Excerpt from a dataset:
== == ==

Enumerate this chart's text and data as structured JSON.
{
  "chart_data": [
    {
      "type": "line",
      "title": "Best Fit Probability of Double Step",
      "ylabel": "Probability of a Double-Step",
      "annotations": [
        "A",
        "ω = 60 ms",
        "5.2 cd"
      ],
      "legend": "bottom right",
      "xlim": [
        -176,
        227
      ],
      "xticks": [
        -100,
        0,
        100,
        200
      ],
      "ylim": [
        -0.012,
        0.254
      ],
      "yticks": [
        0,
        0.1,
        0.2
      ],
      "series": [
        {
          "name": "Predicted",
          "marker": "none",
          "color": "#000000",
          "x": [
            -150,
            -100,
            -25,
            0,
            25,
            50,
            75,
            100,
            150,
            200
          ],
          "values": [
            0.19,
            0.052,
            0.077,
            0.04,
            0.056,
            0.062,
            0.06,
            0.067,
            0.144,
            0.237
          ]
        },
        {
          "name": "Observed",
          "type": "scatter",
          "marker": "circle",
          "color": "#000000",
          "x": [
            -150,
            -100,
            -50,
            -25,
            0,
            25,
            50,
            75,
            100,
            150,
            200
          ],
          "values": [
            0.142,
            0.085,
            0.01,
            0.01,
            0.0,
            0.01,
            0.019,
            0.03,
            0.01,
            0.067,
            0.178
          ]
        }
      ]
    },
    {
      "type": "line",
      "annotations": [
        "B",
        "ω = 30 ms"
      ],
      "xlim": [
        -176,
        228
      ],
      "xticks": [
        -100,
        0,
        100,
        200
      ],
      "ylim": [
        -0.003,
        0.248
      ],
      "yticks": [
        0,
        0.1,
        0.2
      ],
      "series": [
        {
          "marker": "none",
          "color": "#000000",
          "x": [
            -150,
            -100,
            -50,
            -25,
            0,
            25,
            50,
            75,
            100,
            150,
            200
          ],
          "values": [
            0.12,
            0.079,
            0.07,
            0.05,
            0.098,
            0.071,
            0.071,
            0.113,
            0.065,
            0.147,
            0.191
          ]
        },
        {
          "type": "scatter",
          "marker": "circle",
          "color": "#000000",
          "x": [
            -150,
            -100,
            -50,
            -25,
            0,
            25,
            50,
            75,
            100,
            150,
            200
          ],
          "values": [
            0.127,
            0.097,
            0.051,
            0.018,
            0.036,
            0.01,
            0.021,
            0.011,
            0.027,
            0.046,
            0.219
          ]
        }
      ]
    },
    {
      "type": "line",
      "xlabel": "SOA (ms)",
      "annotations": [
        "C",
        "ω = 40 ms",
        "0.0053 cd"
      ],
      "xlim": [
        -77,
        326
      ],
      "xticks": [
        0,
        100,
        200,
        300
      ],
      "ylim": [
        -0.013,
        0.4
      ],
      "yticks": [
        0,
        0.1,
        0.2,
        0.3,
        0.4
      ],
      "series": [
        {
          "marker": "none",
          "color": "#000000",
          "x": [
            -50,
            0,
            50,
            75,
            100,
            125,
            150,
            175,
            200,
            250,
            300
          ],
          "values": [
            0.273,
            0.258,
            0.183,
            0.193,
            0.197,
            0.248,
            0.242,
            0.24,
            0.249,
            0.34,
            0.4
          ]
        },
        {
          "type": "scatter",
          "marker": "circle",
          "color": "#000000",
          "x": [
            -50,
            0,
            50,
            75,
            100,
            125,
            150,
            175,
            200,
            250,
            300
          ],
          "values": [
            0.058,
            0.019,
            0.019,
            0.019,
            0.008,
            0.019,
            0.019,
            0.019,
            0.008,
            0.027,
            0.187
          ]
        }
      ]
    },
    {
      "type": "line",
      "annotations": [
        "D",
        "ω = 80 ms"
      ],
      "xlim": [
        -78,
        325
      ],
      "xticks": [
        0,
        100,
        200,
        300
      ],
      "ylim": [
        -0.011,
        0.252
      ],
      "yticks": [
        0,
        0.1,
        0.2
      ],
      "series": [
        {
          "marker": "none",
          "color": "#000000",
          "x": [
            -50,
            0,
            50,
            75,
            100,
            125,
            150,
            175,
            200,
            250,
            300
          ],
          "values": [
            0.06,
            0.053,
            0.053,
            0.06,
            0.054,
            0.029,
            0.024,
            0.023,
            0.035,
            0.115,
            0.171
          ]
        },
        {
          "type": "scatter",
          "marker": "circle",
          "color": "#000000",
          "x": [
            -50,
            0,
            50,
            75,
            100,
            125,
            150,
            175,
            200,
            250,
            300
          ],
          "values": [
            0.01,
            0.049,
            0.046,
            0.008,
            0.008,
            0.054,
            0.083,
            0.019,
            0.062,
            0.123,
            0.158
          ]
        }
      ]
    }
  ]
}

== == ==

#### WHAT IS EXPECTED:
Return all of the entries word for word.

#### SOLUTION FOR THIS TASK:
Enumerate this chart's text and data as structured JSON.
{
  "chart_data": [
    {
      "type": "line",
      "title": "Best Fit Probability of Double Step",
      "ylabel": "Probability of a Double-Step",
      "annotations": [
        "A",
        "ω = 60 ms",
        "5.2 cd"
      ],
      "legend": "bottom right",
      "xlim": [
        -176,
        227
      ],
      "xticks": [
        -100,
        0,
        100,
        200
      ],
      "ylim": [
        -0.012,
        0.254
      ],
      "yticks": [
        0,
        0.1,
        0.2
      ],
      "series": [
        {
          "name": "Predicted",
          "marker": "none",
          "color": "#000000",
          "x": [
            -150,
            -100,
            -25,
            0,
            25,
            50,
            75,
            100,
            150,
            200
          ],
          "values": [
            0.19,
            0.052,
            0.077,
            0.04,
            0.056,
            0.062,
            0.06,
            0.067,
            0.144,
            0.237
          ]
        },
        {
          "name": "Observed",
          "type": "scatter",
          "marker": "circle",
          "color": "#000000",
          "x": [
            -150,
            -100,
            -50,
            -25,
            0,
            25,
            50,
            75,
            100,
            150,
            200
          ],
          "values": [
            0.142,
            0.085,
            0.01,
            0.01,
            0.0,
            0.01,
            0.019,
            0.03,
            0.01,
            0.067,
            0.178
          ]
        }
      ]
    },
    {
      "type": "line",
      "annotations": [
        "B",
        "ω = 30 ms"
      ],
      "xlim": [
        -176,
        228
      ],
      "xticks": [
        -100,
        0,
        100,
        200
      ],
      "ylim": [
        -0.003,
        0.248
      ],
      "yticks": [
        0,
        0.1,
        0.2
      ],
      "series": [
        {
          "marker": "none",
          "color": "#000000",
          "x": [
            -150,
            -100,
            -50,
            -25,
            0,
            25,
            50,
            75,
            100,
            150,
            200
          ],
          "values": [
            0.12,
            0.079,
            0.07,
            0.05,
            0.098,
            0.071,
            0.071,
            0.113,
            0.065,
            0.147,
            0.191
          ]
        },
        {
          "type": "scatter",
          "marker": "circle",
          "color": "#000000",
          "x": [
            -150,
            -100,
            -50,
            -25,
            0,
            25,
            50,
            75,
            100,
            150,
            200
          ],
          "values": [
            0.127,
            0.097,
            0.051,
            0.018,
            0.036,
            0.01,
            0.021,
            0.011,
            0.027,
            0.046,
            0.219
          ]
        }
      ]
    },
    {
      "type": "line",
      "xlabel": "SOA (ms)",
      "annotations": [
        "C",
        "ω = 40 ms",
        "0.0053 cd"
      ],
      "xlim": [
        -77,
        326
      ],
      "xticks": [
        0,
        100,
        200,
        300
      ],
      "ylim": [
        -0.013,
        0.4
      ],
      "yticks": [
        0,
        0.1,
        0.2,
        0.3,
        0.4
      ],
      "series": [
        {
          "marker": "none",
          "color": "#000000",
          "x": [
            -50,
            0,
            50,
            75,
            100,
            125,
            150,
            175,
            200,
            250,
            300
          ],
          "values": [
            0.273,
            0.258,
            0.183,
            0.193,
            0.197,
            0.248,
            0.242,
            0.24,
            0.249,
            0.34,
            0.4
          ]
        },
        {
          "type": "scatter",
          "marker": "circle",
          "color": "#000000",
          "x": [
            -50,
            0,
            50,
            75,
            100,
            125,
            150,
            175,
            200,
            250,
            300
          ],
          "values": [
            0.058,
            0.019,
            0.019,
            0.019,
            0.008,
            0.019,
            0.019,
            0.019,
            0.008,
            0.027,
            0.187
          ]
        }
      ]
    },
    {
      "type": "line",
      "annotations": [
        "D",
        "ω = 80 ms"
      ],
      "xlim": [
        -78,
        325
      ],
      "xticks": [
        0,
        100,
        200,
        300
      ],
      "ylim": [
        -0.011,
        0.252
      ],
      "yticks": [
        0,
        0.1,
        0.2
      ],
      "series": [
        {
          "marker": "none",
          "color": "#000000",
          "x": [
            -50,
            0,
            50,
            75,
            100,
            125,
            150,
            175,
            200,
            250,
            300
          ],
          "values": [
            0.06,
            0.053,
            0.053,
            0.06,
            0.054,
            0.029,
            0.024,
            0.023,
            0.035,
            0.115,
            0.171
          ]
        },
        {
          "type": "scatter",
          "marker": "circle",
          "color": "#000000",
          "x": [
            -50,
            0,
            50,
            75,
            100,
            125,
            150,
            175,
            200,
            250,
            300
          ],
          "values": [
            0.01,
            0.049,
            0.046,
            0.008,
            0.008,
            0.054,
            0.083,
            0.019,
            0.062,
            0.123,
            0.158
          ]
        }
      ]
    }
  ]
}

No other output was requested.